• [Written task]:
From the entries below, copy out every line with "your" in it.

• [Raw records]:
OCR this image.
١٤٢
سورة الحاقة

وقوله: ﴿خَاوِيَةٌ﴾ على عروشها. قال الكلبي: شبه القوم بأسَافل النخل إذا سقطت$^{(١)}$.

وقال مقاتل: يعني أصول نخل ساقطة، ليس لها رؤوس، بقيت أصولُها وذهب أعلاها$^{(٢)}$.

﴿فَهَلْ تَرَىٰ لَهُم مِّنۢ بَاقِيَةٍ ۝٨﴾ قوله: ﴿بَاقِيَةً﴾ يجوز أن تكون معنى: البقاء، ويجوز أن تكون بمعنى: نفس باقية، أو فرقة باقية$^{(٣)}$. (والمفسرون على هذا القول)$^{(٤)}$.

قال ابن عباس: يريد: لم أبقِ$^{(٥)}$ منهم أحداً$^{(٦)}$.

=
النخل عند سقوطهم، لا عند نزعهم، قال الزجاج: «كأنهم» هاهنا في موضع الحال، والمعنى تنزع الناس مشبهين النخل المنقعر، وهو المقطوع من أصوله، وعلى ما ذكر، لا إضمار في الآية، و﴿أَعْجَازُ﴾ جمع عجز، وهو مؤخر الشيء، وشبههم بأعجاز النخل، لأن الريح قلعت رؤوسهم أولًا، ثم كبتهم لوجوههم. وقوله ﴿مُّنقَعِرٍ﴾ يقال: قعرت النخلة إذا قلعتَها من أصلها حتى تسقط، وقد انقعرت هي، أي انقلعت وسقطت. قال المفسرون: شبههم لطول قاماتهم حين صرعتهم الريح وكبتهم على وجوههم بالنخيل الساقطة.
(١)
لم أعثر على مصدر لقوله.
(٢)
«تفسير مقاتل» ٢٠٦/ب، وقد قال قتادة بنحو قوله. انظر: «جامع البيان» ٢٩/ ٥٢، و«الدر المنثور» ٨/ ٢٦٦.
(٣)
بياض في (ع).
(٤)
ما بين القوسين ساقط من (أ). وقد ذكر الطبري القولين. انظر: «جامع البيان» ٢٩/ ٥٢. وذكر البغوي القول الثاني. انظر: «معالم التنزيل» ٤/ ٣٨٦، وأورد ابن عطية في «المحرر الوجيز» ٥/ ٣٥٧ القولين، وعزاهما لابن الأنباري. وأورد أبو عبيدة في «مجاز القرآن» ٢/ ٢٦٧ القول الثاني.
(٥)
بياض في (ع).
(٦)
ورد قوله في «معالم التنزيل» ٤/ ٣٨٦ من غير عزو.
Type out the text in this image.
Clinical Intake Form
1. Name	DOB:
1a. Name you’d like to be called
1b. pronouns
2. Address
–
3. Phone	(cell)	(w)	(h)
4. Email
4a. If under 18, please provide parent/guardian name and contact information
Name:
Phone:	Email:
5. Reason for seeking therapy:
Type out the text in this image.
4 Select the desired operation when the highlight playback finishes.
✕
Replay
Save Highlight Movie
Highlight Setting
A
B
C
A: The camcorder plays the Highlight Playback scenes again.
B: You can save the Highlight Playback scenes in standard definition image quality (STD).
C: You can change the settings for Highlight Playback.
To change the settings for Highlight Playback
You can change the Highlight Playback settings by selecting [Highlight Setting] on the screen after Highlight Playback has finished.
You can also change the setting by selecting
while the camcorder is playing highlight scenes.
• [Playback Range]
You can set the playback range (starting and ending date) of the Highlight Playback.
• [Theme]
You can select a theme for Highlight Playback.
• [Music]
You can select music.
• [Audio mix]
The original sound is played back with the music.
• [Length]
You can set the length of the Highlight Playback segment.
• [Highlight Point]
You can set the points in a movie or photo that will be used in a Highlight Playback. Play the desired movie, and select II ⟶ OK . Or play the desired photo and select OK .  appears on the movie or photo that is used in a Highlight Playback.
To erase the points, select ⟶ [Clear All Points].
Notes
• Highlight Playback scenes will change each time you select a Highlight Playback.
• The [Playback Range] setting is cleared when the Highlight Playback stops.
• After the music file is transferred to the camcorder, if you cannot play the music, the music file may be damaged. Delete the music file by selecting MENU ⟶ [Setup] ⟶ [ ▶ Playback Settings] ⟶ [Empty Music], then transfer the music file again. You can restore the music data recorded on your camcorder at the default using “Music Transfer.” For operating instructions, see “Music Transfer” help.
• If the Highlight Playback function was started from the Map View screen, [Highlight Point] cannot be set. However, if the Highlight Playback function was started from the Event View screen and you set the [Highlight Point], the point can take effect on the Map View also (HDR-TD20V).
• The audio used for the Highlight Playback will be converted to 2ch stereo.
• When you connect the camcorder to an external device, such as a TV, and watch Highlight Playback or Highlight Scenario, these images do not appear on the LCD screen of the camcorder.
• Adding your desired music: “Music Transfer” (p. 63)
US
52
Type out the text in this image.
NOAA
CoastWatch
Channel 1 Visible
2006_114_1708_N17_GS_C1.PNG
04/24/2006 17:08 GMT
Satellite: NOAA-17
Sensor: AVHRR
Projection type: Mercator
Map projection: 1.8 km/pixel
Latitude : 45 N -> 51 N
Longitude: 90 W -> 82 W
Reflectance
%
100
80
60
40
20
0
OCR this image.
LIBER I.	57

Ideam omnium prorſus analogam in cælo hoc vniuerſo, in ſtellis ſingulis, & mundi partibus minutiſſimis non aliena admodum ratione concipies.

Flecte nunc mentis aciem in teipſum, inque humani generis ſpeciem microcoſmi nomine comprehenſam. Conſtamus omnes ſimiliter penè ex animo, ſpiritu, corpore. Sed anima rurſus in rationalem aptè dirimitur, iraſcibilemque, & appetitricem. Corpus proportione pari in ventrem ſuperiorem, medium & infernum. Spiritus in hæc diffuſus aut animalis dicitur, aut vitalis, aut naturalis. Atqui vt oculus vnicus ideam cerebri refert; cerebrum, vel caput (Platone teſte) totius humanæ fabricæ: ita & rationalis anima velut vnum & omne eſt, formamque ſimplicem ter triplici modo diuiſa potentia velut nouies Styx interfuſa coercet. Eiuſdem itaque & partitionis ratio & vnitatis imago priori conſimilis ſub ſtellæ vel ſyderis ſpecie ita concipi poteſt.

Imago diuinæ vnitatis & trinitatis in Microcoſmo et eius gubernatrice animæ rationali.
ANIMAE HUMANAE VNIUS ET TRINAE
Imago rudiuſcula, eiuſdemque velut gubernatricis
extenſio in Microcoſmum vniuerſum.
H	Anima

• [Exercise solution]:
• After the music file is transferred to the camcorder, if you cannot play the music, the music file may be damaged. Delete the music file by selecting MENU ⟶ [Setup] ⟶ [ ▶ Playback Settings] ⟶ [Empty Music], then transfer the music file again. You can restore the music data recorded on your camcorder at the default using “Music Transfer.” For operating instructions, see “Music Transfer” help.
• Adding your desired music: “Music Transfer” (p. 63)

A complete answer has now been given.